## begin GIVEN RECORDS

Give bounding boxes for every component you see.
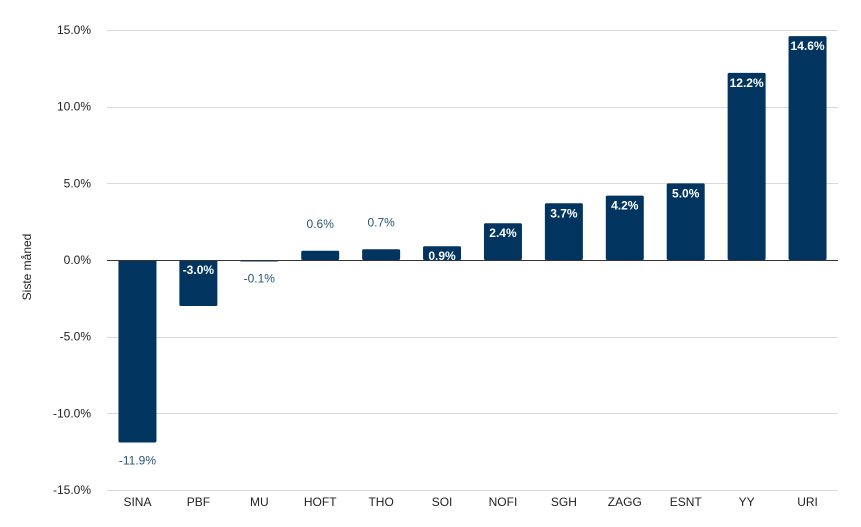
bar-zagg	[605, 195, 644, 260]
x-tick-label: URI	[797, 495, 818, 509]
data-label: -0.1%	[244, 272, 276, 286]
data-label: 2.4%	[489, 226, 517, 240]
y-tick-label: 5.0%	[64, 176, 92, 190]
gridlines	[107, 30, 838, 491]
bar-sgh	[544, 203, 583, 260]
y-axis-title: Siste måned	[20, 234, 34, 301]
y-tick-label: -15.0%	[53, 483, 91, 497]
bar-hoft	[301, 250, 340, 260]
x-tick-label: ESNT	[670, 495, 703, 509]
x-tick-label: HOFT	[304, 495, 337, 509]
data-label: 0.7%	[367, 215, 395, 229]
bar-uri	[788, 36, 827, 261]
data-label: 0.6%	[307, 217, 335, 231]
data-label: 3.7%	[550, 206, 578, 220]
x-tick-label: SOI	[432, 495, 453, 509]
x-tick-label: ZAGG	[608, 495, 642, 509]
bar-tho	[362, 249, 401, 260]
x-tick-label: THO	[368, 495, 393, 509]
y-tick-label: 15.0%	[57, 23, 91, 37]
bars	[107, 36, 838, 443]
data-label: -11.9%	[119, 453, 156, 467]
x-tick-label: SINA	[123, 495, 151, 509]
data-label: 12.2%	[730, 76, 764, 90]
data-label: 5.0%	[672, 186, 700, 200]
y-tick-label: 0.0%	[64, 253, 92, 267]
bar-yy	[727, 72, 766, 260]
y-axis-ticks: 15.0% 10.0% 5.0% 0.0% -5.0% -10.0% -15.0%	[53, 23, 91, 497]
bar-nofi	[483, 223, 522, 260]
bar-esnt	[666, 183, 705, 260]
x-tick-label: YY	[739, 495, 755, 509]
y-tick-label: -5.0%	[60, 330, 92, 344]
x-tick-label: MU	[250, 495, 269, 509]
y-tick-label: -10.0%	[53, 406, 91, 420]
bar-pbf	[179, 260, 218, 306]
bar-soi	[423, 246, 462, 260]
data-label: -3.0%	[183, 263, 215, 277]
x-tick-label: PBF	[187, 495, 210, 509]
y-tick-label: 10.0%	[57, 100, 91, 114]
x-axis-ticks: SINA PBF MU HOFT THO SOI NOFI SGH ZAGG ESNT YY URI	[123, 495, 817, 509]
x-tick-label: SGH	[551, 495, 577, 509]
bar-sina	[118, 260, 157, 443]
data-label: 0.9%	[428, 249, 456, 263]
data-label: 14.6%	[791, 39, 825, 53]
data-labels: -11.9% -3.0% -0.1% 0.6% 0.7% 0.9% 2.4% 3.7% 4.2%…	[119, 39, 825, 467]
data-label: 4.2%	[611, 199, 639, 213]
x-tick-label: NOFI	[489, 495, 518, 509]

## end GIVEN RECORDS

WHAT YOU WILL DO -
Reproduce all of the material above, line for line, without any change, and leave the picture out.

RESPONSE TO THIS TASK -
Give bounding boxes for every component you see.
bar-zagg	[605, 195, 644, 260]
x-tick-label: URI	[797, 495, 818, 509]
data-label: -0.1%	[244, 272, 276, 286]
data-label: 2.4%	[489, 226, 517, 240]
y-tick-label: 5.0%	[64, 176, 92, 190]
gridlines	[107, 30, 838, 491]
bar-sgh	[544, 203, 583, 260]
y-axis-title: Siste måned	[20, 234, 34, 301]
y-tick-label: -15.0%	[53, 483, 91, 497]
bar-hoft	[301, 250, 340, 260]
x-tick-label: ESNT	[670, 495, 703, 509]
x-tick-label: HOFT	[304, 495, 337, 509]
data-label: 0.7%	[367, 215, 395, 229]
bar-uri	[788, 36, 827, 261]
data-label: 0.6%	[307, 217, 335, 231]
data-label: 3.7%	[550, 206, 578, 220]
x-tick-label: SOI	[432, 495, 453, 509]
x-tick-label: ZAGG	[608, 495, 642, 509]
bar-tho	[362, 249, 401, 260]
x-tick-label: THO	[368, 495, 393, 509]
y-tick-label: 15.0%	[57, 23, 91, 37]
bars	[107, 36, 838, 443]
data-label: -11.9%	[119, 453, 156, 467]
x-tick-label: SINA	[123, 495, 151, 509]
data-label: 12.2%	[730, 76, 764, 90]
data-label: 5.0%	[672, 186, 700, 200]
y-tick-label: 0.0%	[64, 253, 92, 267]
bar-yy	[727, 72, 766, 260]
y-axis-ticks: 15.0% 10.0% 5.0% 0.0% -5.0% -10.0% -15.0%	[53, 23, 91, 497]
bar-nofi	[483, 223, 522, 260]
bar-esnt	[666, 183, 705, 260]
x-tick-label: YY	[739, 495, 755, 509]
y-tick-label: -5.0%	[60, 330, 92, 344]
x-tick-label: MU	[250, 495, 269, 509]
y-tick-label: -10.0%	[53, 406, 91, 420]
bar-pbf	[179, 260, 218, 306]
bar-soi	[423, 246, 462, 260]
data-label: -3.0%	[183, 263, 215, 277]
x-tick-label: PBF	[187, 495, 210, 509]
y-tick-label: 10.0%	[57, 100, 91, 114]
x-axis-ticks: SINA PBF MU HOFT THO SOI NOFI SGH ZAGG ESNT YY URI	[123, 495, 817, 509]
x-tick-label: SGH	[551, 495, 577, 509]
bar-sina	[118, 260, 157, 443]
data-label: 0.9%	[428, 249, 456, 263]
data-label: 14.6%	[791, 39, 825, 53]
data-labels: -11.9% -3.0% -0.1% 0.6% 0.7% 0.9% 2.4% 3.7% 4.2%…	[119, 39, 825, 467]
data-label: 4.2%	[611, 199, 639, 213]
x-tick-label: NOFI	[489, 495, 518, 509]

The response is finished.